### RECORDS TO PROCESS
____________

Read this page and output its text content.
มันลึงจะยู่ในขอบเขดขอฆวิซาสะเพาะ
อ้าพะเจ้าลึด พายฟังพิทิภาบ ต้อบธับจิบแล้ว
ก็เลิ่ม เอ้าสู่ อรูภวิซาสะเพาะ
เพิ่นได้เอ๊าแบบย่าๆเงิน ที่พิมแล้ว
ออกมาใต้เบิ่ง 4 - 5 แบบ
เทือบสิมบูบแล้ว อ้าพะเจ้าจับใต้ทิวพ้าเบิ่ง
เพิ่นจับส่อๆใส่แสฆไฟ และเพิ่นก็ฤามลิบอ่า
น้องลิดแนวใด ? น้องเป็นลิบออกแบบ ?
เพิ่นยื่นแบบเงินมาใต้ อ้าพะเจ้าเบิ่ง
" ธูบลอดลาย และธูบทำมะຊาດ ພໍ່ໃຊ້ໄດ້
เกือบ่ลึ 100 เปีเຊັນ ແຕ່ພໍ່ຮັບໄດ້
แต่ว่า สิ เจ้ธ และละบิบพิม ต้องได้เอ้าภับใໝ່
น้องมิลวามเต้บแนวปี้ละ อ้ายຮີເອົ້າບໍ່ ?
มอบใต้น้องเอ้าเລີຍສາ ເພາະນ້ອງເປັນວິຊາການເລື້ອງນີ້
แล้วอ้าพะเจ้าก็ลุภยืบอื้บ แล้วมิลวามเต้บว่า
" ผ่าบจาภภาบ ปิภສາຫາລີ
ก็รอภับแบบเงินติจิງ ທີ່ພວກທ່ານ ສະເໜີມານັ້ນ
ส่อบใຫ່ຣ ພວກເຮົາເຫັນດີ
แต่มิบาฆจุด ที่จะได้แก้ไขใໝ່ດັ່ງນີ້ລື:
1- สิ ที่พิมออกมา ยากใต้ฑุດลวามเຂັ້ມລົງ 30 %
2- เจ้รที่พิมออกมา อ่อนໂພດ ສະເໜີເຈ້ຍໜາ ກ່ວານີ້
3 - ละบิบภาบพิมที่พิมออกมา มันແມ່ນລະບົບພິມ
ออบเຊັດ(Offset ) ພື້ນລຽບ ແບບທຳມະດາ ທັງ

____________

### WHAT YOU NEED TO DO
From the entries above, copy every line containing the word "ลวามเต".

### SOLUTION FOR THIS TASK
น้องมิลวามเต้บแนวปี้ละ อ้ายຮີເອົ້າບໍ່ ?
แล้วอ้าพะเจ้าก็ลุภยืบอื้บ แล้วมิลวามเต้บว่า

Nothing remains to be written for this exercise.